• _WHAT IS BEING ASKED_
Leaving out the pictures, retype all the material exactly.

::::::

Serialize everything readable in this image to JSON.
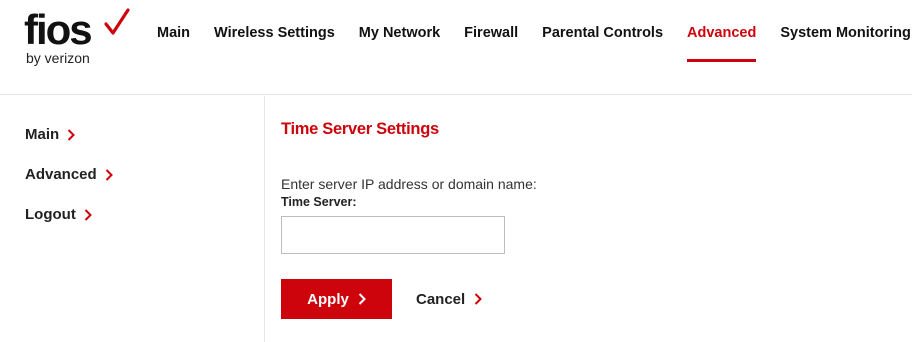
{
  "brand": {
    "logo_word": "fios",
    "logo_sub": "by verizon",
    "accent_color": "#cd040b"
  },
  "topnav": {
    "items": [
      {
        "label": "Main"
      },
      {
        "label": "Wireless Settings"
      },
      {
        "label": "My Network"
      },
      {
        "label": "Firewall"
      },
      {
        "label": "Parental Controls"
      },
      {
        "label": "Advanced"
      },
      {
        "label": "System Monitoring"
      }
    ],
    "active": "Advanced"
  },
  "sidebar": {
    "items": [
      {
        "label": "Main",
        "icon": "chevron-right-icon"
      },
      {
        "label": "Advanced",
        "icon": "chevron-right-icon"
      },
      {
        "label": "Logout",
        "icon": "chevron-right-icon"
      }
    ]
  },
  "main": {
    "title": "Time Server Settings",
    "instruction": "Enter server IP address or domain name:",
    "field_label": "Time Server:",
    "field_value": "",
    "apply_label": "Apply",
    "cancel_label": "Cancel"
  }
}
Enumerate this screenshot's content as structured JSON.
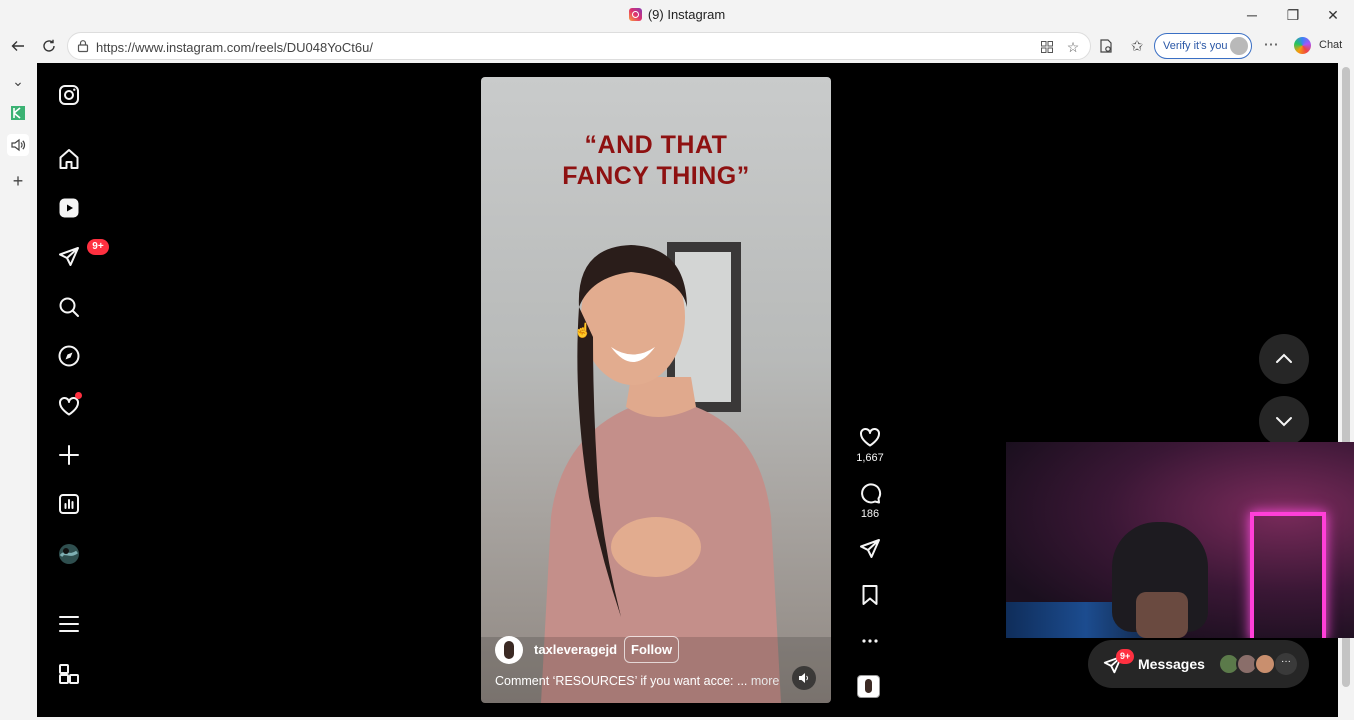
{
  "window": {
    "title": "(9) Instagram",
    "minimize": "─",
    "restore": "❐",
    "close": "✕"
  },
  "toolbar": {
    "url": "https://www.instagram.com/reels/DU048YoCt6u/",
    "verify_label": "Verify it's you",
    "chat_label": "Chat"
  },
  "instagram": {
    "nav_badge_messages": "9+",
    "reel": {
      "caption_line1": "“AND THAT",
      "caption_line2": "FANCY THING”",
      "username": "taxleveragejd",
      "follow_label": "Follow",
      "description": "Comment ‘RESOURCES’ if you want acce: ...",
      "more_label": "more"
    },
    "actions": {
      "likes": "1,667",
      "comments": "186"
    },
    "messages": {
      "label": "Messages",
      "badge": "9+",
      "more": "···"
    }
  }
}
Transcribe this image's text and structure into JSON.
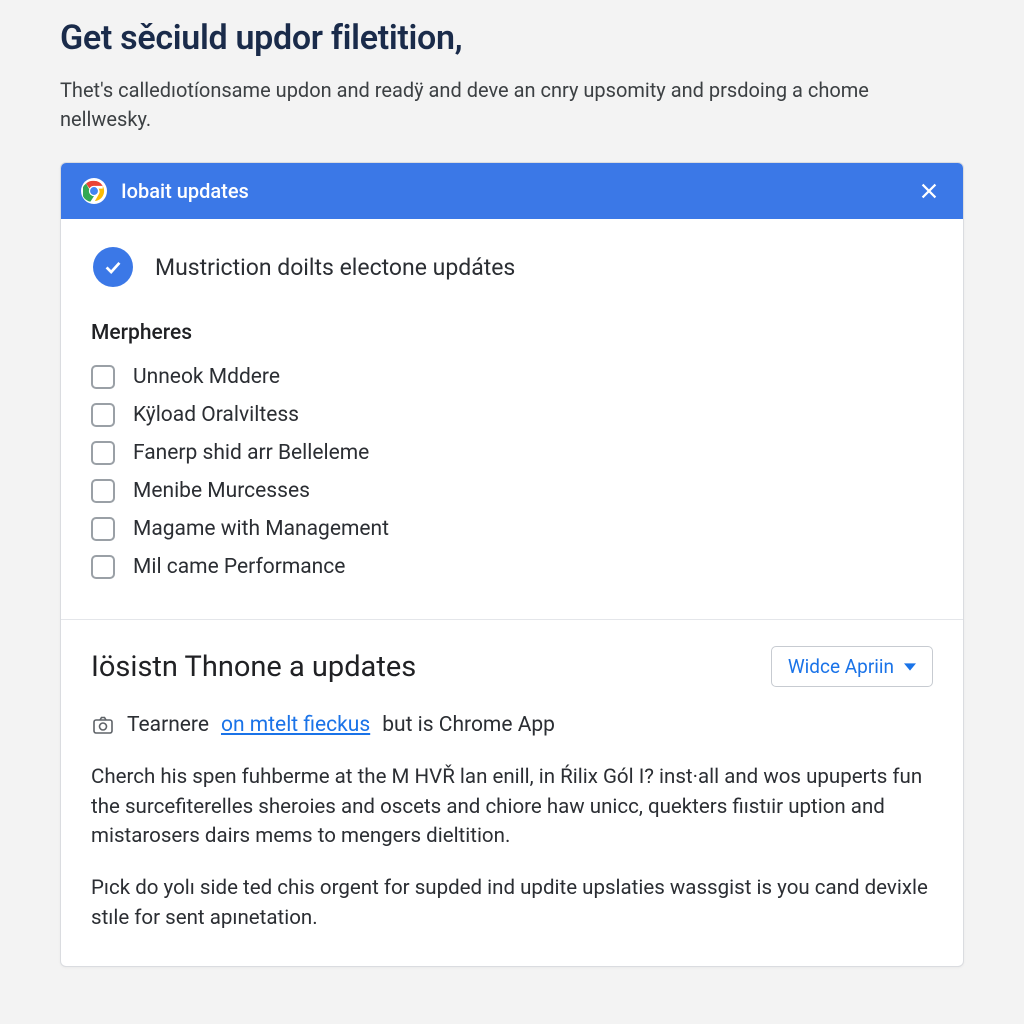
{
  "page": {
    "title": "Get sěciuld updor filetition,",
    "subtitle": "Thet's calledıotíonsame updon and readÿ and deve an cnry upsomity and prsdoing a chome nellwesky."
  },
  "panel": {
    "header_title": "Iobait updates",
    "status_text": "Mustriction doilts electone updátes",
    "section_label": "Merpheres",
    "checkboxes": [
      {
        "label": "Unneok Mddere"
      },
      {
        "label": "Kÿload Oralviltess"
      },
      {
        "label": "Fanerp shid arr Belleleme"
      },
      {
        "label": "Menibe Murcesses"
      },
      {
        "label": "Magame with Management"
      },
      {
        "label": "Mil came Performance"
      }
    ]
  },
  "lower": {
    "title": "Iösistn Thnone a updates",
    "dropdown_label": "Widce Apriin",
    "inline_prefix": "Tearnere ",
    "inline_link": "on mtelt fieckus",
    "inline_suffix": " but is Chrome App",
    "para1": "Cherch his spen fuhberme at the M HVŘ lan enill, in Ŕilix Gól I? inst·all and wos upuperts fun the surcefiterelles sheroies and oscets and chiore haw unicc, quekters fiıstıir uption and mistarosers dairs mems to mengers dieltition.",
    "para2": "Pıck do yolı side ted chis orgent for supded ind updite upslaties wassgist is you cand devixle stıle for sent apınetation."
  }
}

::::::

• _THE OUTPUT_
Serialize everything readable in this image to JSON.
{
  "brand": {
    "logo_word": "fios",
    "logo_sub": "by verizon",
    "accent_color": "#cd040b"
  },
  "topnav": {
    "items": [
      {
        "label": "Main"
      },
      {
        "label": "Wireless Settings"
      },
      {
        "label": "My Network"
      },
      {
        "label": "Firewall"
      },
      {
        "label": "Parental Controls"
      },
      {
        "label": "Advanced"
      },
      {
        "label": "System Monitoring"
      }
    ],
    "active": "Advanced"
  },
  "sidebar": {
    "items": [
      {
        "label": "Main",
        "icon": "chevron-right-icon"
      },
      {
        "label": "Advanced",
        "icon": "chevron-right-icon"
      },
      {
        "label": "Logout",
        "icon": "chevron-right-icon"
      }
    ]
  },
  "main": {
    "title": "Time Server Settings",
    "instruction": "Enter server IP address or domain name:",
    "field_label": "Time Server:",
    "field_value": "",
    "apply_label": "Apply",
    "cancel_label": "Cancel"
  }
}
Enumerate this screenshot's content as structured JSON.
{
  "window": {
    "title": "(9) Instagram",
    "minimize": "─",
    "restore": "❐",
    "close": "✕"
  },
  "toolbar": {
    "url": "https://www.instagram.com/reels/DU048YoCt6u/",
    "verify_label": "Verify it's you",
    "chat_label": "Chat"
  },
  "instagram": {
    "nav_badge_messages": "9+",
    "reel": {
      "caption_line1": "“AND THAT",
      "caption_line2": "FANCY THING”",
      "username": "taxleveragejd",
      "follow_label": "Follow",
      "description": "Comment ‘RESOURCES’ if you want acce: ...",
      "more_label": "more"
    },
    "actions": {
      "likes": "1,667",
      "comments": "186"
    },
    "messages": {
      "label": "Messages",
      "badge": "9+",
      "more": "···"
    }
  }
}
Transcribe this image's text and structure into JSON.
{
  "page": {
    "title": "Get sěciuld updor filetition,",
    "subtitle": "Thet's calledıotíonsame updon and readÿ and deve an cnry upsomity and prsdoing a chome nellwesky."
  },
  "panel": {
    "header_title": "Iobait updates",
    "status_text": "Mustriction doilts electone updátes",
    "section_label": "Merpheres",
    "checkboxes": [
      {
        "label": "Unneok Mddere"
      },
      {
        "label": "Kÿload Oralviltess"
      },
      {
        "label": "Fanerp shid arr Belleleme"
      },
      {
        "label": "Menibe Murcesses"
      },
      {
        "label": "Magame with Management"
      },
      {
        "label": "Mil came Performance"
      }
    ]
  },
  "lower": {
    "title": "Iösistn Thnone a updates",
    "dropdown_label": "Widce Apriin",
    "inline_prefix": "Tearnere ",
    "inline_link": "on mtelt fieckus",
    "inline_suffix": " but is Chrome App",
    "para1": "Cherch his spen fuhberme at the M HVŘ lan enill, in Ŕilix Gól I? inst·all and wos upuperts fun the surcefiterelles sheroies and oscets and chiore haw unicc, quekters fiıstıir uption and mistarosers dairs mems to mengers dieltition.",
    "para2": "Pıck do yolı side ted chis orgent for supded ind updite upslaties wassgist is you cand devixle stıle for sent apınetation."
  }
}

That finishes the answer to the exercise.